_WHAT IS NEEDED:_ Output all of the entries below precisely as written.

>> BEGIN DATASET EXTRACT

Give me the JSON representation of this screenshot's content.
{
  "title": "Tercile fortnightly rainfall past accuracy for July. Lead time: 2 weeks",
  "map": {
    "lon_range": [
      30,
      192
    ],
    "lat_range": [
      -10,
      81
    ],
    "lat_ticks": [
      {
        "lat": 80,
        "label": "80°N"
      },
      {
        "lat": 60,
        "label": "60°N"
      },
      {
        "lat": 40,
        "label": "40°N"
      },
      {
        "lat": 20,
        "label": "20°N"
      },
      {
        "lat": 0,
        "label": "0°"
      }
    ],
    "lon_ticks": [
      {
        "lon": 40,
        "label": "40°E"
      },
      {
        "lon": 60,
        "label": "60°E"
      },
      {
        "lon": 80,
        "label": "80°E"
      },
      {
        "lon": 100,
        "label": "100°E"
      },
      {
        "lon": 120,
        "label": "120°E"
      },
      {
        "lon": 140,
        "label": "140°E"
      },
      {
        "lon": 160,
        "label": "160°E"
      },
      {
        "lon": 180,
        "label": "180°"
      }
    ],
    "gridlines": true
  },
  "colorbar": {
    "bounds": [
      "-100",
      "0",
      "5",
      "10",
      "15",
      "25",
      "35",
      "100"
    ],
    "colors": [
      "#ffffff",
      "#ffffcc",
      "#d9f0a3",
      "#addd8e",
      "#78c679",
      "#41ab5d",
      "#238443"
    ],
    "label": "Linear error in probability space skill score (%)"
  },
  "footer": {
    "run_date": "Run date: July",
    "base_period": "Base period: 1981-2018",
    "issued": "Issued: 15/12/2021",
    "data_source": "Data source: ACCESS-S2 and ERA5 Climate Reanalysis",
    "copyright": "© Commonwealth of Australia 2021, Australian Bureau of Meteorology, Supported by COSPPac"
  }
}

>> END DATASET EXTRACT

_COMPLETED TASK:_
Give me the JSON representation of this screenshot's content.
{
  "title": "Tercile fortnightly rainfall past accuracy for July. Lead time: 2 weeks",
  "map": {
    "lon_range": [
      30,
      192
    ],
    "lat_range": [
      -10,
      81
    ],
    "lat_ticks": [
      {
        "lat": 80,
        "label": "80°N"
      },
      {
        "lat": 60,
        "label": "60°N"
      },
      {
        "lat": 40,
        "label": "40°N"
      },
      {
        "lat": 20,
        "label": "20°N"
      },
      {
        "lat": 0,
        "label": "0°"
      }
    ],
    "lon_ticks": [
      {
        "lon": 40,
        "label": "40°E"
      },
      {
        "lon": 60,
        "label": "60°E"
      },
      {
        "lon": 80,
        "label": "80°E"
      },
      {
        "lon": 100,
        "label": "100°E"
      },
      {
        "lon": 120,
        "label": "120°E"
      },
      {
        "lon": 140,
        "label": "140°E"
      },
      {
        "lon": 160,
        "label": "160°E"
      },
      {
        "lon": 180,
        "label": "180°"
      }
    ],
    "gridlines": true
  },
  "colorbar": {
    "bounds": [
      "-100",
      "0",
      "5",
      "10",
      "15",
      "25",
      "35",
      "100"
    ],
    "colors": [
      "#ffffff",
      "#ffffcc",
      "#d9f0a3",
      "#addd8e",
      "#78c679",
      "#41ab5d",
      "#238443"
    ],
    "label": "Linear error in probability space skill score (%)"
  },
  "footer": {
    "run_date": "Run date: July",
    "base_period": "Base period: 1981-2018",
    "issued": "Issued: 15/12/2021",
    "data_source": "Data source: ACCESS-S2 and ERA5 Climate Reanalysis",
    "copyright": "© Commonwealth of Australia 2021, Australian Bureau of Meteorology, Supported by COSPPac"
  }
}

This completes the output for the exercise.